## START Data to use

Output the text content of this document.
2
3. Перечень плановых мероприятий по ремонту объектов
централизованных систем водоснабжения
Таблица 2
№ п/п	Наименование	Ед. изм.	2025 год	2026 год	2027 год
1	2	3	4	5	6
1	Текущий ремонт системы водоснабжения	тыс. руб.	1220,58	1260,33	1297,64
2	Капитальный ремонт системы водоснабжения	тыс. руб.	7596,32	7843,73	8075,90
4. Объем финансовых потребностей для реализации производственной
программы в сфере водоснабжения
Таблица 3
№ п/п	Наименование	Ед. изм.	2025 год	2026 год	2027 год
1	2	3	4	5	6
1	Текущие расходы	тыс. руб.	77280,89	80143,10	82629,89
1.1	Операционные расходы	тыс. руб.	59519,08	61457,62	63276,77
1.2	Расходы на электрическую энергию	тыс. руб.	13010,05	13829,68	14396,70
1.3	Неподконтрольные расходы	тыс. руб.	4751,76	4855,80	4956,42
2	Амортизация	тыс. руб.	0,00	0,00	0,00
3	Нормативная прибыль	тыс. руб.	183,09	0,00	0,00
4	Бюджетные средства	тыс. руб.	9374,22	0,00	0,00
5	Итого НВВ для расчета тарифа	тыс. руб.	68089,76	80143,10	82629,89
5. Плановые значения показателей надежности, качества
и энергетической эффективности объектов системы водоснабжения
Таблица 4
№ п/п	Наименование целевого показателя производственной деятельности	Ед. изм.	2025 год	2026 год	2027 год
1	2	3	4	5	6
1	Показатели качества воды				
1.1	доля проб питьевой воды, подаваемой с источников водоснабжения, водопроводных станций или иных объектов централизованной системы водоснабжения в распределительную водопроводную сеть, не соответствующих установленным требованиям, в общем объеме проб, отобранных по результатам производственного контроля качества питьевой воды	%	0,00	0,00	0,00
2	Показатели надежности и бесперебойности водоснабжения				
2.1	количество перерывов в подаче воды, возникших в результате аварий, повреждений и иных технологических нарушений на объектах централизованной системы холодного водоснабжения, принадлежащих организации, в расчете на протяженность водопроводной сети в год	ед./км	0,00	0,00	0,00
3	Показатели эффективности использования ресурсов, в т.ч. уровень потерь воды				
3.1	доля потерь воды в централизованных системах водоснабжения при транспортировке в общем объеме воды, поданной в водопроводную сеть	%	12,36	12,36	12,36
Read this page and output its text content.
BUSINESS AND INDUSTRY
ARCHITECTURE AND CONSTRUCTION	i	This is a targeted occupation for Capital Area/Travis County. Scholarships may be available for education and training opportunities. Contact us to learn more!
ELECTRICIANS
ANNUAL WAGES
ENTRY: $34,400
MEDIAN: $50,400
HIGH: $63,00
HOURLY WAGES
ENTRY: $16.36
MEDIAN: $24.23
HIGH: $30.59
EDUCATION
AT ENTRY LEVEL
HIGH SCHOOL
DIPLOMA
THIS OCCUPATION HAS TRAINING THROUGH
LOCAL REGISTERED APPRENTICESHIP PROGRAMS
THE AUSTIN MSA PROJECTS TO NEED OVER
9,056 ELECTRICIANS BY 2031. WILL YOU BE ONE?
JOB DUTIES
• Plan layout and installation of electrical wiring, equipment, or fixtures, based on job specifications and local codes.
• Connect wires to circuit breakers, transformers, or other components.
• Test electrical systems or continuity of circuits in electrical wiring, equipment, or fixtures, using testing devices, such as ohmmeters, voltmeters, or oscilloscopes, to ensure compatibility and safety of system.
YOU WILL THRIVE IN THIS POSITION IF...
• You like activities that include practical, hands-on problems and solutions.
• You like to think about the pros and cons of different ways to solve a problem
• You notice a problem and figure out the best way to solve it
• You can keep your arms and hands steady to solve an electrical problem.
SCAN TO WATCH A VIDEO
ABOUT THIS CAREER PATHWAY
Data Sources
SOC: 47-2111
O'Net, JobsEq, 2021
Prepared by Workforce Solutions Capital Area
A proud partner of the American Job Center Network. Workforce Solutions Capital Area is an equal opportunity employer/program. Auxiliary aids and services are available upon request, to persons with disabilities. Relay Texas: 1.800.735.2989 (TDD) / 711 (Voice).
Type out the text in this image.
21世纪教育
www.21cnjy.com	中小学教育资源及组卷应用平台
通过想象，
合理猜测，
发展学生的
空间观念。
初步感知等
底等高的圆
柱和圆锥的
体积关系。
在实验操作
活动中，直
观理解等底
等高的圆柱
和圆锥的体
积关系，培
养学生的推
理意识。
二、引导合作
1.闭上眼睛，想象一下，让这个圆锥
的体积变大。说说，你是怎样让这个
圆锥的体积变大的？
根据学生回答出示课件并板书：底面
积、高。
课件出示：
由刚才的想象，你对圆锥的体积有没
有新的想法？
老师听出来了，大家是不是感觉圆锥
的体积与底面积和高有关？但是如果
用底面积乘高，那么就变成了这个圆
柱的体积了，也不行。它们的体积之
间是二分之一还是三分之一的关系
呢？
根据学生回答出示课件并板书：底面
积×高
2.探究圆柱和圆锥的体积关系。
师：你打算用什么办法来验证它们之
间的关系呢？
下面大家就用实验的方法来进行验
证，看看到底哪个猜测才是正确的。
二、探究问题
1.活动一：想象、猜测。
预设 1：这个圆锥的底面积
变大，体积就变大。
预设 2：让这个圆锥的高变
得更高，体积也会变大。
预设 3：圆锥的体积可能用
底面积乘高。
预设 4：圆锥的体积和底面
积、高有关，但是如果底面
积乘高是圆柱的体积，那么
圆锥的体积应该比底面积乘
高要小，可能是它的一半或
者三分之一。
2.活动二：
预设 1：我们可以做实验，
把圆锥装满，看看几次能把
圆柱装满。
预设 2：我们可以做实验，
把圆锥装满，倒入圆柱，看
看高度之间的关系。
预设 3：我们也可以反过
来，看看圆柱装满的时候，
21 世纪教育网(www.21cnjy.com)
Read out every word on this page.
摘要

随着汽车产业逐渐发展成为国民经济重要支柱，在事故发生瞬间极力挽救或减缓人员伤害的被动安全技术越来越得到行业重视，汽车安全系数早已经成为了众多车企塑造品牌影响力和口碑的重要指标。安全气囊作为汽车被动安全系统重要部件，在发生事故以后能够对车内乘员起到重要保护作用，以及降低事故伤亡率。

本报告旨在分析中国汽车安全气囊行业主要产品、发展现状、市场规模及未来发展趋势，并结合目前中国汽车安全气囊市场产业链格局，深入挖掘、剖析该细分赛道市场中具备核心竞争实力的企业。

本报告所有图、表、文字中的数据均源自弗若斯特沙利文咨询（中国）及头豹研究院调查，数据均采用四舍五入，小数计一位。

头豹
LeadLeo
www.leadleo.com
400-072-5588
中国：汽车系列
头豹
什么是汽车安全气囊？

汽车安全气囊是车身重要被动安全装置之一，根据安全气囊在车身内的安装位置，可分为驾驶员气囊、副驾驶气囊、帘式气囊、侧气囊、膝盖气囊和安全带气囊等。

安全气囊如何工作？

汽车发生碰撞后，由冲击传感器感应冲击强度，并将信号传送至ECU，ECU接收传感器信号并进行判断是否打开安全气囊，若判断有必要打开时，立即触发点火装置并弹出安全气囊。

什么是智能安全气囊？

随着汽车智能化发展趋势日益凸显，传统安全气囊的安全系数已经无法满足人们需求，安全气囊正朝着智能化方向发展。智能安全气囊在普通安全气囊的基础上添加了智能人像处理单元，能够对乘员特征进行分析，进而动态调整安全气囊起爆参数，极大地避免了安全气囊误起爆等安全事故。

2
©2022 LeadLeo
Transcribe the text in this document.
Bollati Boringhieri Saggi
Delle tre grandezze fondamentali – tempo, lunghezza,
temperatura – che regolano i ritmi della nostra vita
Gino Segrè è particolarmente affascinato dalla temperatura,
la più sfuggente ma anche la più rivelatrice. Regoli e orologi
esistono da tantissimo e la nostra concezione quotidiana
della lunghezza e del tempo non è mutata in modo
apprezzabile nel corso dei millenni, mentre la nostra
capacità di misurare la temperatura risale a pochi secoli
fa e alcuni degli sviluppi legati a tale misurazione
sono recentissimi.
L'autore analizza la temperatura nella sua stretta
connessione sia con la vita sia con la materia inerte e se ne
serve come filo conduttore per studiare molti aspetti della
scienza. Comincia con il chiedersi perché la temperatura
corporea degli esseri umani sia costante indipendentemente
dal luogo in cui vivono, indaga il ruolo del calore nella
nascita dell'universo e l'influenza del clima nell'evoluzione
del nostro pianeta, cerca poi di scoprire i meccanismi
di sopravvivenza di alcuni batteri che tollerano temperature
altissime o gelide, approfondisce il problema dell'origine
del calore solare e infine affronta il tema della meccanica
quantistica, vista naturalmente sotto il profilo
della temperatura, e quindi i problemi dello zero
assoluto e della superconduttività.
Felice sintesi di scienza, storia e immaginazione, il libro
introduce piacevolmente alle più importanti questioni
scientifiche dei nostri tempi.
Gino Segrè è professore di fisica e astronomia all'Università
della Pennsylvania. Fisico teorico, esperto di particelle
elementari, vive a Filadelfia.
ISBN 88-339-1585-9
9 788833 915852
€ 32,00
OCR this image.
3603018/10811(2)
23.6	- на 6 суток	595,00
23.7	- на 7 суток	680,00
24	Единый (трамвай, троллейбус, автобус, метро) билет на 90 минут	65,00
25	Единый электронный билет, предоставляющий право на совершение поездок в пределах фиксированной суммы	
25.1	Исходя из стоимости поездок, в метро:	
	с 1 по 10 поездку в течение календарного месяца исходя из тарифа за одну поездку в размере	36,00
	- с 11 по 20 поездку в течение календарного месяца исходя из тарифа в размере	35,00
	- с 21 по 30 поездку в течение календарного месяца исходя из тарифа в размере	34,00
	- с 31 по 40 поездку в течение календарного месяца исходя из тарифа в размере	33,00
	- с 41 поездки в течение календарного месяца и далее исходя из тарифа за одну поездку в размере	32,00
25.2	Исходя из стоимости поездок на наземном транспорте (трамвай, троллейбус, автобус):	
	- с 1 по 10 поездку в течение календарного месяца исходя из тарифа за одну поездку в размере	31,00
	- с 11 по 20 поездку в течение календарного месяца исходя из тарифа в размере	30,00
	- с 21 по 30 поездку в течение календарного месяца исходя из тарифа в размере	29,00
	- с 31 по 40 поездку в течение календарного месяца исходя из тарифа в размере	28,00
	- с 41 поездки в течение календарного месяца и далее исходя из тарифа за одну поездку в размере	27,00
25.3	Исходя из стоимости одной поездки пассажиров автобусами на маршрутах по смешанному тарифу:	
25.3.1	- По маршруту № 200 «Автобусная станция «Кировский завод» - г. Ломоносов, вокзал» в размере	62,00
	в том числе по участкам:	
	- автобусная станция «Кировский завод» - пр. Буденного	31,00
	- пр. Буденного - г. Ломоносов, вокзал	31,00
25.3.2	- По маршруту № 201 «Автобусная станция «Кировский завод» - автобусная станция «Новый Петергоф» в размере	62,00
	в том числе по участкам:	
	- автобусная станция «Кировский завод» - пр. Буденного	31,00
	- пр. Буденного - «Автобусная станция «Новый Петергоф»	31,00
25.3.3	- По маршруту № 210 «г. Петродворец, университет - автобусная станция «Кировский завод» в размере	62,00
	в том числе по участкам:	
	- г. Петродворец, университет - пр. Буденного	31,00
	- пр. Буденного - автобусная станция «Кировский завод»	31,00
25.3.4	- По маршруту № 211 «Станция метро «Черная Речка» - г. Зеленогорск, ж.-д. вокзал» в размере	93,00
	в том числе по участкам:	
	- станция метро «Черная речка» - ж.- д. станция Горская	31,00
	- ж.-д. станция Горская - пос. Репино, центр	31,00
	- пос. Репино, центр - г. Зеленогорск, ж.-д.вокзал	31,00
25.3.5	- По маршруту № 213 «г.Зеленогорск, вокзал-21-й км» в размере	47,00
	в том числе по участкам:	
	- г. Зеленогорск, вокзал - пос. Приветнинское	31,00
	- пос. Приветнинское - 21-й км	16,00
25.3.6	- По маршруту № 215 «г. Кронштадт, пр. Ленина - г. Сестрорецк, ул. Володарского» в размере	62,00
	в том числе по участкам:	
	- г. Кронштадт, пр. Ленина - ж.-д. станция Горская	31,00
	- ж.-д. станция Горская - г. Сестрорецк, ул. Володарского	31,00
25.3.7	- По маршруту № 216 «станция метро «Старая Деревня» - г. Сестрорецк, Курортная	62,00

## END Data to use

**Work to complete**
Lines of the material that contain the word "иных" are to be gathered.

**Complete output**
1.1	доля проб питьевой воды, подаваемой с источников водоснабжения, водопроводных станций или иных объектов централизованной системы водоснабжения в распределительную водопроводную сеть, не соответствующих установленным требованиям, в общем объеме проб, отобранных по результатам производственного контроля качества питьевой воды	%	0,00	0,00	0,00
2.1	количество перерывов в подаче воды, возникших в результате аварий, повреждений и иных технологических нарушений на объектах централизованной системы холодного водоснабжения, принадлежащих организации, в расчете на протяженность водопроводной сети в год	ед./км	0,00	0,00	0,00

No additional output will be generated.